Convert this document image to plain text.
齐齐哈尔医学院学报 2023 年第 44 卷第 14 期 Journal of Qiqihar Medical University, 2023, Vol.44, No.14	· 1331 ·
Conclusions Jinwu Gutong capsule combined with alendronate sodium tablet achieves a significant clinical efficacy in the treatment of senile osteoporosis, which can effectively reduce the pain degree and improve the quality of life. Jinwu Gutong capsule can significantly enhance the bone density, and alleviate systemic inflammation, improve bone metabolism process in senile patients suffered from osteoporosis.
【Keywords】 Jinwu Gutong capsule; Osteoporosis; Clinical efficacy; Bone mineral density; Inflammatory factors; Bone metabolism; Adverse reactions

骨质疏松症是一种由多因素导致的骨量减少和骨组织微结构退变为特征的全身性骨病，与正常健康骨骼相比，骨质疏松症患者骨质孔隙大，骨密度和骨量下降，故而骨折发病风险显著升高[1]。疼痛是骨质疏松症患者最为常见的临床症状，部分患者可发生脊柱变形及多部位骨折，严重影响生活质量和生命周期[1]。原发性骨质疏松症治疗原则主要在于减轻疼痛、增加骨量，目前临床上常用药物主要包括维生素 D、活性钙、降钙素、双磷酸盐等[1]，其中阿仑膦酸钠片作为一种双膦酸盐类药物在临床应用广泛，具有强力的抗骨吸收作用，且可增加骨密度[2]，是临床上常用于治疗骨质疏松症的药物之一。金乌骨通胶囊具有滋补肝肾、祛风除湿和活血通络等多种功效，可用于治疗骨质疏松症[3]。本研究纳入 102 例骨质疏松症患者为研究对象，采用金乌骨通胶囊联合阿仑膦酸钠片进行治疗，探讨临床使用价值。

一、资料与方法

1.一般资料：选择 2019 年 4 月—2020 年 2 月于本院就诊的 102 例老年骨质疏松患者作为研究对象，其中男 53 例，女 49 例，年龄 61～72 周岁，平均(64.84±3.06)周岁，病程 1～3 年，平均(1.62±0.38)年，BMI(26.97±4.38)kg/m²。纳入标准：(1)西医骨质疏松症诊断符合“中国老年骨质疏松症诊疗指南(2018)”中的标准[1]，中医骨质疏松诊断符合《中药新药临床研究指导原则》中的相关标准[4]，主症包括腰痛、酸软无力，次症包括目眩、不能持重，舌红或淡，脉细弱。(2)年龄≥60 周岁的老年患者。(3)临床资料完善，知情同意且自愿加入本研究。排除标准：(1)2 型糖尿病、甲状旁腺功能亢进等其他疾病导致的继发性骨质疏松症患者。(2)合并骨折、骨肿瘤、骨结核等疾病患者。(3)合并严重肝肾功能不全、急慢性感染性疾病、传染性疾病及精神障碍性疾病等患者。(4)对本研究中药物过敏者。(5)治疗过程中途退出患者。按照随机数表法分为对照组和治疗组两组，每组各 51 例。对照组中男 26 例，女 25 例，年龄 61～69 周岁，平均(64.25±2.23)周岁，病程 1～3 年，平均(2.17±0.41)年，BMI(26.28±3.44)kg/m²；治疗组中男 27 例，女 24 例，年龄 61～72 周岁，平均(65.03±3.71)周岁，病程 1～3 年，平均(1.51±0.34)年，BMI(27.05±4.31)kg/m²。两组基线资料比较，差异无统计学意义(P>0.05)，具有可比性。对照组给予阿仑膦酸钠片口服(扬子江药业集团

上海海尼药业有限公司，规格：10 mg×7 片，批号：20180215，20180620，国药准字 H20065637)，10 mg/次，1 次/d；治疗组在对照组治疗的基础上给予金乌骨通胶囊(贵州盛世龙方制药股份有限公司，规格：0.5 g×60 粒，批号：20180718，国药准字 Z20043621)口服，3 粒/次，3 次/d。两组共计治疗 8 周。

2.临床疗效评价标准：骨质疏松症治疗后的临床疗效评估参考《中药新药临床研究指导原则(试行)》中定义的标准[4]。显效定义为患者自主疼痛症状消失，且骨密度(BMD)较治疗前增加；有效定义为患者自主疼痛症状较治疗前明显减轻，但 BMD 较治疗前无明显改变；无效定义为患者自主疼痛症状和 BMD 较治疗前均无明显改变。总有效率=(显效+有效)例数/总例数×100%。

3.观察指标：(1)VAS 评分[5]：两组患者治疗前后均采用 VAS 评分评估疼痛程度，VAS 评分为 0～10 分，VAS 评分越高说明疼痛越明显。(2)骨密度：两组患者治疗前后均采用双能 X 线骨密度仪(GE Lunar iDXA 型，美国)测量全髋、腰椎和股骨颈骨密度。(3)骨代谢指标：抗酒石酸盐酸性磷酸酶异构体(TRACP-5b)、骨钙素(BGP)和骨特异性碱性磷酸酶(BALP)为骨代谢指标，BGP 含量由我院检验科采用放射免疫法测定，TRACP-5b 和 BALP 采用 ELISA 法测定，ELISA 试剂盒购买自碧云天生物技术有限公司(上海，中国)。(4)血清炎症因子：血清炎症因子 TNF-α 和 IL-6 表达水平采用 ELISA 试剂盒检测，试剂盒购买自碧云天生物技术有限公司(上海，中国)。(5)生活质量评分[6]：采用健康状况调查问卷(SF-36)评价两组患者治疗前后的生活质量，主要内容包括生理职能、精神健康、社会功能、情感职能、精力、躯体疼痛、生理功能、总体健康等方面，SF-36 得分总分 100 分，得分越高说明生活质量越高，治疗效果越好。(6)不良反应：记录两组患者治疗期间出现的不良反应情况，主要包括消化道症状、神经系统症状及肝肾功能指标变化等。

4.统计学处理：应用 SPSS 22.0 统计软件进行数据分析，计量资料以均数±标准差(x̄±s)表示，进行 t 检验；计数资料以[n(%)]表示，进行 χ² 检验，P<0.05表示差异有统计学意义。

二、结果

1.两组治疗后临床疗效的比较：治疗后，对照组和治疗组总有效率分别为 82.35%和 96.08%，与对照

▸ WHAT YOU ARE ASKED TO DO
The records above should be printed in full, exactly as they appear.

▸ ANSWER SECTION
Convert this document image to plain text.
齐齐哈尔医学院学报 2023 年第 44 卷第 14 期 Journal of Qiqihar Medical University, 2023, Vol.44, No.14	· 1331 ·
Conclusions Jinwu Gutong capsule combined with alendronate sodium tablet achieves a significant clinical efficacy in the treatment of senile osteoporosis, which can effectively reduce the pain degree and improve the quality of life. Jinwu Gutong capsule can significantly enhance the bone density, and alleviate systemic inflammation, improve bone metabolism process in senile patients suffered from osteoporosis.
【Keywords】 Jinwu Gutong capsule; Osteoporosis; Clinical efficacy; Bone mineral density; Inflammatory factors; Bone metabolism; Adverse reactions

骨质疏松症是一种由多因素导致的骨量减少和骨组织微结构退变为特征的全身性骨病，与正常健康骨骼相比，骨质疏松症患者骨质孔隙大，骨密度和骨量下降，故而骨折发病风险显著升高[1]。疼痛是骨质疏松症患者最为常见的临床症状，部分患者可发生脊柱变形及多部位骨折，严重影响生活质量和生命周期[1]。原发性骨质疏松症治疗原则主要在于减轻疼痛、增加骨量，目前临床上常用药物主要包括维生素 D、活性钙、降钙素、双磷酸盐等[1]，其中阿仑膦酸钠片作为一种双膦酸盐类药物在临床应用广泛，具有强力的抗骨吸收作用，且可增加骨密度[2]，是临床上常用于治疗骨质疏松症的药物之一。金乌骨通胶囊具有滋补肝肾、祛风除湿和活血通络等多种功效，可用于治疗骨质疏松症[3]。本研究纳入 102 例骨质疏松症患者为研究对象，采用金乌骨通胶囊联合阿仑膦酸钠片进行治疗，探讨临床使用价值。

一、资料与方法

1.一般资料：选择 2019 年 4 月—2020 年 2 月于本院就诊的 102 例老年骨质疏松患者作为研究对象，其中男 53 例，女 49 例，年龄 61～72 周岁，平均(64.84±3.06)周岁，病程 1～3 年，平均(1.62±0.38)年，BMI(26.97±4.38)kg/m²。纳入标准：(1)西医骨质疏松症诊断符合“中国老年骨质疏松症诊疗指南(2018)”中的标准[1]，中医骨质疏松诊断符合《中药新药临床研究指导原则》中的相关标准[4]，主症包括腰痛、酸软无力，次症包括目眩、不能持重，舌红或淡，脉细弱。(2)年龄≥60 周岁的老年患者。(3)临床资料完善，知情同意且自愿加入本研究。排除标准：(1)2 型糖尿病、甲状旁腺功能亢进等其他疾病导致的继发性骨质疏松症患者。(2)合并骨折、骨肿瘤、骨结核等疾病患者。(3)合并严重肝肾功能不全、急慢性感染性疾病、传染性疾病及精神障碍性疾病等患者。(4)对本研究中药物过敏者。(5)治疗过程中途退出患者。按照随机数表法分为对照组和治疗组两组，每组各 51 例。对照组中男 26 例，女 25 例，年龄 61～69 周岁，平均(64.25±2.23)周岁，病程 1～3 年，平均(2.17±0.41)年，BMI(26.28±3.44)kg/m²；治疗组中男 27 例，女 24 例，年龄 61～72 周岁，平均(65.03±3.71)周岁，病程 1～3 年，平均(1.51±0.34)年，BMI(27.05±4.31)kg/m²。两组基线资料比较，差异无统计学意义(P>0.05)，具有可比性。对照组给予阿仑膦酸钠片口服(扬子江药业集团

上海海尼药业有限公司，规格：10 mg×7 片，批号：20180215，20180620，国药准字 H20065637)，10 mg/次，1 次/d；治疗组在对照组治疗的基础上给予金乌骨通胶囊(贵州盛世龙方制药股份有限公司，规格：0.5 g×60 粒，批号：20180718，国药准字 Z20043621)口服，3 粒/次，3 次/d。两组共计治疗 8 周。

2.临床疗效评价标准：骨质疏松症治疗后的临床疗效评估参考《中药新药临床研究指导原则(试行)》中定义的标准[4]。显效定义为患者自主疼痛症状消失，且骨密度(BMD)较治疗前增加；有效定义为患者自主疼痛症状较治疗前明显减轻，但 BMD 较治疗前无明显改变；无效定义为患者自主疼痛症状和 BMD 较治疗前均无明显改变。总有效率=(显效+有效)例数/总例数×100%。

3.观察指标：(1)VAS 评分[5]：两组患者治疗前后均采用 VAS 评分评估疼痛程度，VAS 评分为 0～10 分，VAS 评分越高说明疼痛越明显。(2)骨密度：两组患者治疗前后均采用双能 X 线骨密度仪(GE Lunar iDXA 型，美国)测量全髋、腰椎和股骨颈骨密度。(3)骨代谢指标：抗酒石酸盐酸性磷酸酶异构体(TRACP-5b)、骨钙素(BGP)和骨特异性碱性磷酸酶(BALP)为骨代谢指标，BGP 含量由我院检验科采用放射免疫法测定，TRACP-5b 和 BALP 采用 ELISA 法测定，ELISA 试剂盒购买自碧云天生物技术有限公司(上海，中国)。(4)血清炎症因子：血清炎症因子 TNF-α 和 IL-6 表达水平采用 ELISA 试剂盒检测，试剂盒购买自碧云天生物技术有限公司(上海，中国)。(5)生活质量评分[6]：采用健康状况调查问卷(SF-36)评价两组患者治疗前后的生活质量，主要内容包括生理职能、精神健康、社会功能、情感职能、精力、躯体疼痛、生理功能、总体健康等方面，SF-36 得分总分 100 分，得分越高说明生活质量越高，治疗效果越好。(6)不良反应：记录两组患者治疗期间出现的不良反应情况，主要包括消化道症状、神经系统症状及肝肾功能指标变化等。

4.统计学处理：应用 SPSS 22.0 统计软件进行数据分析，计量资料以均数±标准差(x̄±s)表示，进行 t 检验；计数资料以[n(%)]表示，进行 χ² 检验，P<0.05表示差异有统计学意义。

二、结果

1.两组治疗后临床疗效的比较：治疗后，对照组和治疗组总有效率分别为 82.35%和 96.08%，与对照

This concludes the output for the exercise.